--- start Given data ---
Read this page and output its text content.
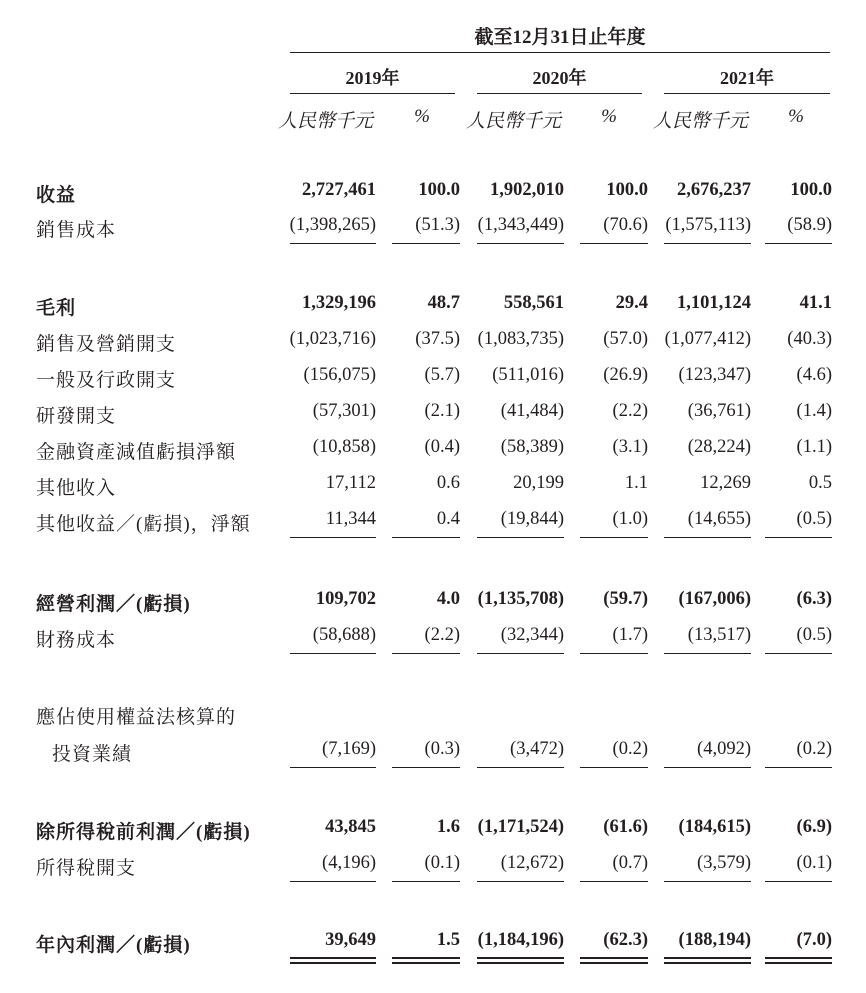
截至12月31日止年度
2019年	2020年	2021年
人民幣千元	%	人民幣千元	%	人民幣千元	%
收益	2,727,461	100.0	1,902,010	100.0	2,676,237	100.0
銷售成本	(1,398,265)	(51.3) (1,343,449)	(70.6) (1,575,113)	(58.9)
毛利	1,329,196	48.7	558,561	29.4	1,101,124	41.1
銷售及營銷開支	(1,023,716)	(37.5) (1,083,735)	(57.0) (1,077,412)	(40.3)
一般及行政開支	(156,075)	(5.7)	(511,016)	(26.9)	(123,347)	(4.6)
研發開支	(57,301)	(2.1)	(41,484)	(2.2)	(36,761)	(1.4)
金融資產減值虧損淨額	(10,858)	(0.4)	(58,389)	(3.1)	(28,224)	(1.1)
其他收入	17,112	0.6	20,199	1.1	12,269	0.5
其他收益／(虧損)，淨額	11,344	0.4	(19,844)	(1.0)	(14,655)	(0.5)
經營利潤／(虧損)	109,702	4.0 (1,135,708)	(59.7)	(167,006)	(6.3)
財務成本	(58,688)	(2.2)	(32,344)	(1.7)	(13,517)	(0.5)
應佔使用權益法核算的
投資業績	(7,169)	(0.3)	(3,472)	(0.2)	(4,092)	(0.2)
除所得稅前利潤／(虧損)	43,845	1.6 (1,171,524)	(61.6)	(184,615)	(6.9)
所得稅開支	(4,196)	(0.1)	(12,672)	(0.7)	(3,579)	(0.1)
年內利潤／(虧損)	39,649	1.5 (1,184,196)	(62.3)	(188,194)	(7.0)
--- end Given data ---
• _Do this_: Each entry gets copied exactly; the pictures stay out.

• _Reply to the exercise_:
Read this page and output its text content.
截至12月31日止年度
2019年	2020年	2021年
人民幣千元	%	人民幣千元	%	人民幣千元	%
收益	2,727,461	100.0	1,902,010	100.0	2,676,237	100.0
銷售成本	(1,398,265)	(51.3) (1,343,449)	(70.6) (1,575,113)	(58.9)
毛利	1,329,196	48.7	558,561	29.4	1,101,124	41.1
銷售及營銷開支	(1,023,716)	(37.5) (1,083,735)	(57.0) (1,077,412)	(40.3)
一般及行政開支	(156,075)	(5.7)	(511,016)	(26.9)	(123,347)	(4.6)
研發開支	(57,301)	(2.1)	(41,484)	(2.2)	(36,761)	(1.4)
金融資產減值虧損淨額	(10,858)	(0.4)	(58,389)	(3.1)	(28,224)	(1.1)
其他收入	17,112	0.6	20,199	1.1	12,269	0.5
其他收益／(虧損)，淨額	11,344	0.4	(19,844)	(1.0)	(14,655)	(0.5)
經營利潤／(虧損)	109,702	4.0 (1,135,708)	(59.7)	(167,006)	(6.3)
財務成本	(58,688)	(2.2)	(32,344)	(1.7)	(13,517)	(0.5)
應佔使用權益法核算的
投資業績	(7,169)	(0.3)	(3,472)	(0.2)	(4,092)	(0.2)
除所得稅前利潤／(虧損)	43,845	1.6 (1,171,524)	(61.6)	(184,615)	(6.9)
所得稅開支	(4,196)	(0.1)	(12,672)	(0.7)	(3,579)	(0.1)
年內利潤／(虧損)	39,649	1.5 (1,184,196)	(62.3)	(188,194)	(7.0)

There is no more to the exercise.